* _Testo estratto_:
+ + +

Parole chiave: Pubblico impiego - Comparto sanità - Categorie - qualifiche e mansioni - Ius variandi - art. 52 - D. Lgs.n. 165/2001 - Dequalificazione professionale.
This paper analyzes the limits to the exercise of the power of ius variandi in peius in public administrations in light of the normative evolution that has characterized the institution since the “first privatization” of the public employment relationship. Particular attention is given to the judicial phase of assessing the prevalence or ancillary nature of the new and less valuable duties of the employee’s destination, an assessment on which depends the verification as to whether a hypothesis of ius variandi in peius actually exists. The paper closes with a discussion of compensable de-qualification damage, its nature and and the criteria for assessment.
Keywords: Public work - Health sector - Categories - qualifications and tasks - Ius variandi - art. 52 - D. Lgs.n. 165/2001 - Deskilling.

+ + +

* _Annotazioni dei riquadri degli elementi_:
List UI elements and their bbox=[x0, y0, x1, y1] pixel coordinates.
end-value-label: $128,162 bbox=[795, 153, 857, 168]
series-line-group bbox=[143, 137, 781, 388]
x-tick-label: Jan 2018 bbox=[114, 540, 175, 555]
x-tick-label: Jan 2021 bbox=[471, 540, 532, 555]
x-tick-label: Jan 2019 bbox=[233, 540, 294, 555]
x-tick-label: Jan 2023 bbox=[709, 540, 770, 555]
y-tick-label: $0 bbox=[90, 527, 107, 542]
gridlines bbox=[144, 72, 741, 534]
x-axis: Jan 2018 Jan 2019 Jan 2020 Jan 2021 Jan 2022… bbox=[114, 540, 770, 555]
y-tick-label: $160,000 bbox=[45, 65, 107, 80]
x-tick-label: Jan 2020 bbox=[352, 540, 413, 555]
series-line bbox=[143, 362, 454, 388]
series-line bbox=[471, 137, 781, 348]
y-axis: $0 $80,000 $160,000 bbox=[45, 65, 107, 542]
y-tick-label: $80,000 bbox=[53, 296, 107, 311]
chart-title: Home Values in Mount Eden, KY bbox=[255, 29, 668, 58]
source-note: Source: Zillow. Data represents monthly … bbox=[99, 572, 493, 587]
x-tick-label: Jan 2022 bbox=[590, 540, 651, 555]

+ + +

* _Cosa si chiede_:
1. Trascrivi dall'abstract sullo ius variandi il passo compreso tra "Parole chiave: Pubblico" e "criteria for assessment.", estremi inclusi.
2. Individua nell'elenco ogni riga che contiene la stringa "axis" e riportala per intero.

* _Le soluzioni_:
1.
Parole chiave: Pubblico impiego - Comparto sanità - Categorie - qualifiche e mansioni - Ius variandi - art. 52 - D. Lgs.n. 165/2001 - Dequalificazione professionale.
This paper analyzes the limits to the exercise of the power of ius variandi in peius in public administrations in light of the normative evolution that has characterized the institution since the “first privatization” of the public employment relationship. Particular attention is given to the judicial phase of assessing the prevalence or ancillary nature of the new and less valuable duties of the employee’s destination, an assessment on which depends the verification as to whether a hypothesis of ius variandi in peius actually exists. The paper closes with a discussion of compensable de-qualification damage, its nature and and the criteria for assessment.

2.
x-axis: Jan 2018 Jan 2019 Jan 2020 Jan 2021 Jan 2022… bbox=[114, 540, 770, 555]
y-axis: $0 $80,000 $160,000 bbox=[45, 65, 107, 542]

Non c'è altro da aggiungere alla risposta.